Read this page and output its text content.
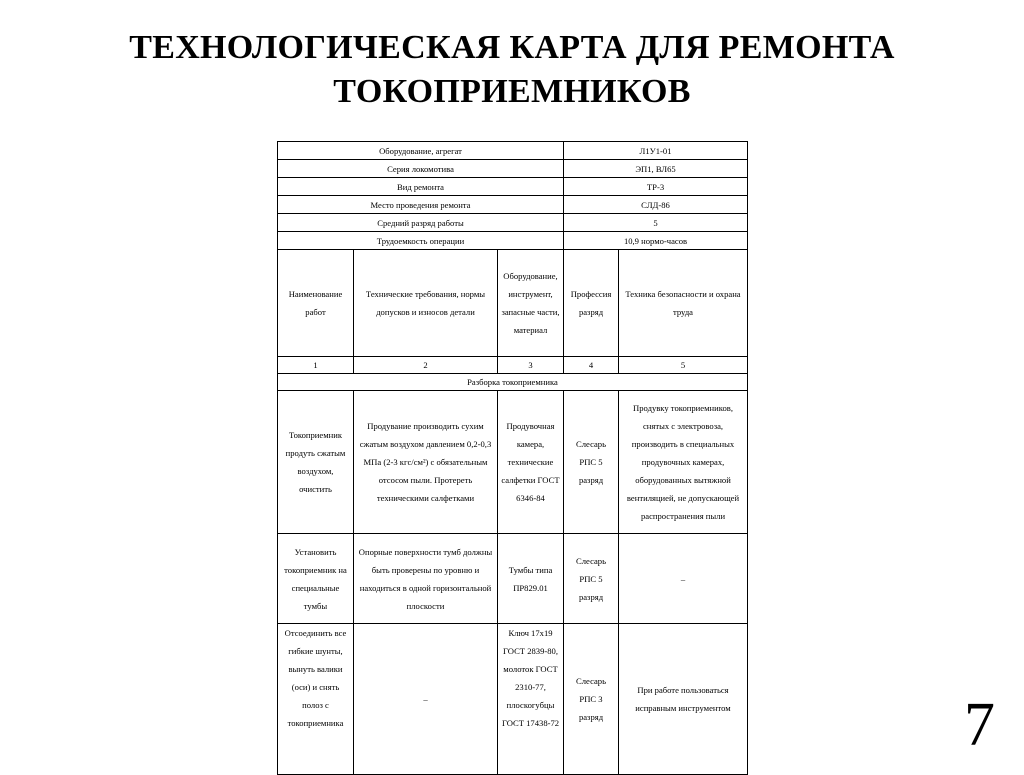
ТЕХНОЛОГИЧЕСКАЯ КАРТА ДЛЯ РЕМОНТА
ТОКОПРИЕМНИКОВ
Оборудование, агрегат			Л1У1-01	
Серия локомотива			ЭП1, ВЛ65	
Вид ремонта			ТР-3	
Место проведения ремонта			СЛД-86	
Средний разряд работы			5	
Трудоемкость операции			10,9 нормо-часов	
Наименование работ	Технические требования, нормы допусков и износов детали	Оборудование, инструмент, запасные части, материал	Профессия разряд	Техника безопасности и охрана труда
1	2	3	4	5
Разборка токоприемника				
Токоприемник продуть сжатым воздухом, очистить	Продувание производить сухим сжатым воздухом давлением 0,2-0,3 МПа (2-3 кгс/см²) с обязательным отсосом пыли. Протереть техническими салфетками	Продувочная камера, технические салфетки ГОСТ 6346-84	Слесарь РПС 5 разряд	Продувку токоприемников, снятых с электровоза, производить в специальных продувочных камерах, оборудованных вытяжной вентиляцией, не допускающей распространения пыли
Установить токоприемник на специальные тумбы	Опорные поверхности тумб должны быть проверены по уровню и находиться в одной горизонтальной плоскости	Тумбы типа ПР829.01	Слесарь РПС 5 разряд	–
Отсоединить все гибкие шунты, вынуть валики (оси) и снять полоз с токоприемника	–	Ключ 17x19 ГОСТ 2839-80, молоток ГОСТ 2310-77, плоскогубцы ГОСТ 17438-72	Слесарь РПС 3 разряд	При работе пользоваться исправным инструментом	7
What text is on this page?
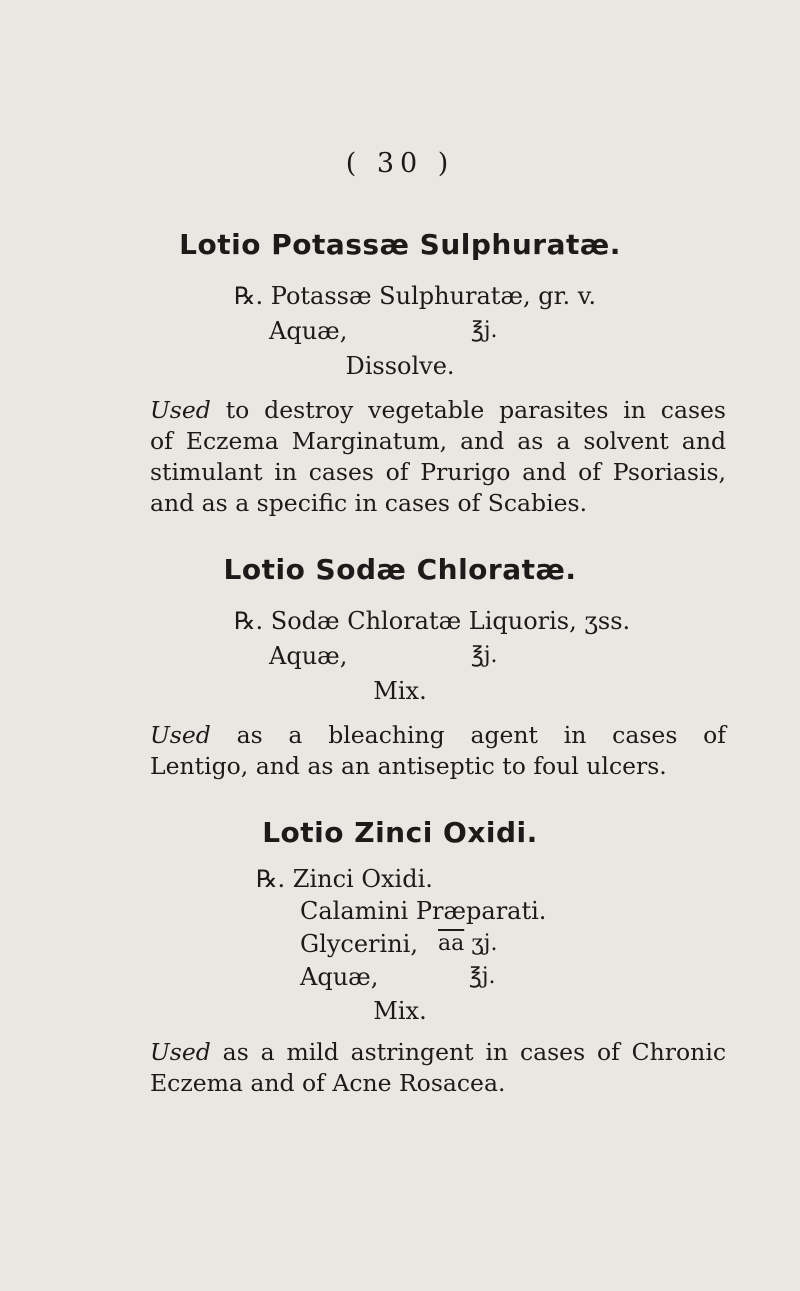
( 30 )
Lotio Potassæ Sulphuratæ.
℞. Potassæ Sulphuratæ, gr. v.
Aquæ,	℥j.
Dissolve.
Used to destroy vegetable parasites in cases
of Eczema Marginatum, and as a solvent and
stimulant in cases of Prurigo and of Psoriasis,
and as a specific in cases of Scabies.
Lotio Sodæ Chloratæ.
℞. Sodæ Chloratæ Liquoris, ʒss.
Aquæ,	℥j.
Mix.
Used as a bleaching agent in cases of
Lentigo, and as an antiseptic to foul ulcers.
Lotio Zinci Oxidi.
℞. Zinci Oxidi.
Calamini Præparati.
Glycerini, $\overline{aa}$ ʒj.
Aquæ,	℥j.
Mix.
Used as a mild astringent in cases of Chronic
Eczema and of Acne Rosacea.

_What is being asked_: All entries are to be retyped exactly. Omit any embedded images.

_Answer to this task_:
Read this page and output its text content.
ТЕХНОЛОГИЧЕСКАЯ КАРТА ДЛЯ РЕМОНТА
ТОКОПРИЕМНИКОВ
Оборудование, агрегат			Л1У1-01	
Серия локомотива			ЭП1, ВЛ65	
Вид ремонта			ТР-3	
Место проведения ремонта			СЛД-86	
Средний разряд работы			5	
Трудоемкость операции			10,9 нормо-часов	
Наименование работ	Технические требования, нормы допусков и износов детали	Оборудование, инструмент, запасные части, материал	Профессия разряд	Техника безопасности и охрана труда
1	2	3	4	5
Разборка токоприемника				
Токоприемник продуть сжатым воздухом, очистить	Продувание производить сухим сжатым воздухом давлением 0,2-0,3 МПа (2-3 кгс/см²) с обязательным отсосом пыли. Протереть техническими салфетками	Продувочная камера, технические салфетки ГОСТ 6346-84	Слесарь РПС 5 разряд	Продувку токоприемников, снятых с электровоза, производить в специальных продувочных камерах, оборудованных вытяжной вентиляцией, не допускающей распространения пыли
Установить токоприемник на специальные тумбы	Опорные поверхности тумб должны быть проверены по уровню и находиться в одной горизонтальной плоскости	Тумбы типа ПР829.01	Слесарь РПС 5 разряд	–
Отсоединить все гибкие шунты, вынуть валики (оси) и снять полоз с токоприемника	–	Ключ 17x19 ГОСТ 2839-80, молоток ГОСТ 2310-77, плоскогубцы ГОСТ 17438-72	Слесарь РПС 3 разряд	При работе пользоваться исправным инструментом	7
What text is on this page?
( 30 )
Lotio Potassæ Sulphuratæ.
℞. Potassæ Sulphuratæ, gr. v.
Aquæ,	℥j.
Dissolve.
Used to destroy vegetable parasites in cases
of Eczema Marginatum, and as a solvent and
stimulant in cases of Prurigo and of Psoriasis,
and as a specific in cases of Scabies.
Lotio Sodæ Chloratæ.
℞. Sodæ Chloratæ Liquoris, ʒss.
Aquæ,	℥j.
Mix.
Used as a bleaching agent in cases of
Lentigo, and as an antiseptic to foul ulcers.
Lotio Zinci Oxidi.
℞. Zinci Oxidi.
Calamini Præparati.
Glycerini, $\overline{aa}$ ʒj.
Aquæ,	℥j.
Mix.
Used as a mild astringent in cases of Chronic
Eczema and of Acne Rosacea.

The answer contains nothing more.